==== MATERIAL PROVIDED

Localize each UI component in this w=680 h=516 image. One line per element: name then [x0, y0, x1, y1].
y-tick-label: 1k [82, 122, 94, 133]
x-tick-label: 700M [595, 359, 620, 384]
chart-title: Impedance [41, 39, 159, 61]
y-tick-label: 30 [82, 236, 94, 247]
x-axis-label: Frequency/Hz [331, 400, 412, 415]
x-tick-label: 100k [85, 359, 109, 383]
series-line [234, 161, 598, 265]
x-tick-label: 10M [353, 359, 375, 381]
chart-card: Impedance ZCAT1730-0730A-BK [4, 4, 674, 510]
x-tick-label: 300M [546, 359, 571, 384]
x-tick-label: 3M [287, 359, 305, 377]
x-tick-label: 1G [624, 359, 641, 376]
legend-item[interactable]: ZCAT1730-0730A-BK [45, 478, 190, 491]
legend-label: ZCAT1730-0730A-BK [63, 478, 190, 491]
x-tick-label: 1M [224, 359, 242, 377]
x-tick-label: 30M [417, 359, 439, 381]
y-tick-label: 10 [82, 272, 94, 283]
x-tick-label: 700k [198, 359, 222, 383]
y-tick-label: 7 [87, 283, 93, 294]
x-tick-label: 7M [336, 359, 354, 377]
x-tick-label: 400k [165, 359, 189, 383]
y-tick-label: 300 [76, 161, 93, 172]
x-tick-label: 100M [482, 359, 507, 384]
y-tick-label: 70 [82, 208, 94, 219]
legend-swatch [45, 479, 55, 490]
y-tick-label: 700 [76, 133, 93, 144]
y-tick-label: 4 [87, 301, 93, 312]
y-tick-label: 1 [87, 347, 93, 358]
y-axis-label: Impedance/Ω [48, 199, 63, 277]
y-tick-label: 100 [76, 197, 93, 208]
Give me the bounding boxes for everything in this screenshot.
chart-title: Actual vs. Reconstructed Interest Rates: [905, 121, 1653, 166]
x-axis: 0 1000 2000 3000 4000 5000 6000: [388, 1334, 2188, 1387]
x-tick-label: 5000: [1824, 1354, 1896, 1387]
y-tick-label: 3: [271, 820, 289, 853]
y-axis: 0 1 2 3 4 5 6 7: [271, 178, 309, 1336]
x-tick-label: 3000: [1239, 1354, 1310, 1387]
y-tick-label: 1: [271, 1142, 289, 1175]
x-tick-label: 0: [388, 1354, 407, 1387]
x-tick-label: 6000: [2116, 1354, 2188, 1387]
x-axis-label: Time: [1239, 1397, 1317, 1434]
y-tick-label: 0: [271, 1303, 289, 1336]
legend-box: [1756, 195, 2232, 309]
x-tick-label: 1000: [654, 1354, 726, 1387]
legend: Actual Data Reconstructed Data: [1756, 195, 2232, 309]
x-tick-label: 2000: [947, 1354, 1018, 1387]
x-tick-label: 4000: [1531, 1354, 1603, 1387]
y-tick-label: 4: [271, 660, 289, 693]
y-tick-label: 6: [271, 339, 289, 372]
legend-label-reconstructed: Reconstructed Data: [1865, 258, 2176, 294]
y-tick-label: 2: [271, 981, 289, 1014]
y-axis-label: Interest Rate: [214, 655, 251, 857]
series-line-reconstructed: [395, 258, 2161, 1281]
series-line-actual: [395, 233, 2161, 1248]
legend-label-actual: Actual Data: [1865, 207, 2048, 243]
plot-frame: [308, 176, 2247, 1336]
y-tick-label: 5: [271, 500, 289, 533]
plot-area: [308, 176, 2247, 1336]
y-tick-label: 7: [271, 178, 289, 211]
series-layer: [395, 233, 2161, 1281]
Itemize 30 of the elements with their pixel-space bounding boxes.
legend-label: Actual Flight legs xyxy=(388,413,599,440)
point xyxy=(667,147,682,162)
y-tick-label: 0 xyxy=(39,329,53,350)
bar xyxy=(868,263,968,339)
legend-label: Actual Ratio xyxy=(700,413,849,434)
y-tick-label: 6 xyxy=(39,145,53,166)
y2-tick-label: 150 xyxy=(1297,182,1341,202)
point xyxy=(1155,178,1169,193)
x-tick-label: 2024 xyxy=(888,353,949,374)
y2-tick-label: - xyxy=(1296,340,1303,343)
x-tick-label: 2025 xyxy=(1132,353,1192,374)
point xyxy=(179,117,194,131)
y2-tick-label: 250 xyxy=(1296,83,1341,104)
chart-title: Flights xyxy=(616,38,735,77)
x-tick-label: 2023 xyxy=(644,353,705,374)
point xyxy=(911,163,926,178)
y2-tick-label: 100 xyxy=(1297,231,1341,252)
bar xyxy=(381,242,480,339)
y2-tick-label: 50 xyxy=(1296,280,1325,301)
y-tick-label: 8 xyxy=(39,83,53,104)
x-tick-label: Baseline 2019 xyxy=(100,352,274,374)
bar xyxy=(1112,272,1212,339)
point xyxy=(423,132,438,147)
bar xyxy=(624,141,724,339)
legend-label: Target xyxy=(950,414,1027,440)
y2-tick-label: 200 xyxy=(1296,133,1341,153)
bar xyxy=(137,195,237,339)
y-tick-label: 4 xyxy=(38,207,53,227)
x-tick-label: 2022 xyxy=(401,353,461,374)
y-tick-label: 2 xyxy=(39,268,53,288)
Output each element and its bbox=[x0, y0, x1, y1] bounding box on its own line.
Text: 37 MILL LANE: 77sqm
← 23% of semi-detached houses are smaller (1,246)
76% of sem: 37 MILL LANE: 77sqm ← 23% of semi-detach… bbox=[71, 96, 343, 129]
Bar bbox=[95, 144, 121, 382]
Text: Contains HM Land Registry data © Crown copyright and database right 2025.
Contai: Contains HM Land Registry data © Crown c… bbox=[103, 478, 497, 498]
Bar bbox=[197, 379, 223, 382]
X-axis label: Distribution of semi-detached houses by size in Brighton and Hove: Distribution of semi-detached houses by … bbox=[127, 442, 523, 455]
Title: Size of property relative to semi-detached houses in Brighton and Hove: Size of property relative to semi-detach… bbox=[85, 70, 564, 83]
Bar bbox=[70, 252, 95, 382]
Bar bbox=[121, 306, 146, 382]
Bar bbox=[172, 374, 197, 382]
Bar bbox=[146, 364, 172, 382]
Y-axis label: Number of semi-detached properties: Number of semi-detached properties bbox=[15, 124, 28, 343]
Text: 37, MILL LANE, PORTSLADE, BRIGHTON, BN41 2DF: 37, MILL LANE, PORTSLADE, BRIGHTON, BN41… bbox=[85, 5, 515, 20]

========

◆ **EXERCISE TASK**
Convert the data into a Markdown table with the columns "Row" and "Line", starting at the first line and ending with the line that contains "y-tick-label: 30 [82, 236, 94, 247]". Number each row and omit any blank lines.

◆ **WRITTEN RESPONSE**
| Row | Line |
|---|---|
| 1 | Localize each UI component in this w=680 h=516 image. One line per element: name then [x0, y0, x1, y1]. |
| 2 | y-tick-label: 1k [82, 122, 94, 133] |
| 3 | x-tick-label: 700M [595, 359, 620, 384] |
| 4 | chart-title: Impedance [41, 39, 159, 61] |
| 5 | y-tick-label: 30 [82, 236, 94, 247] |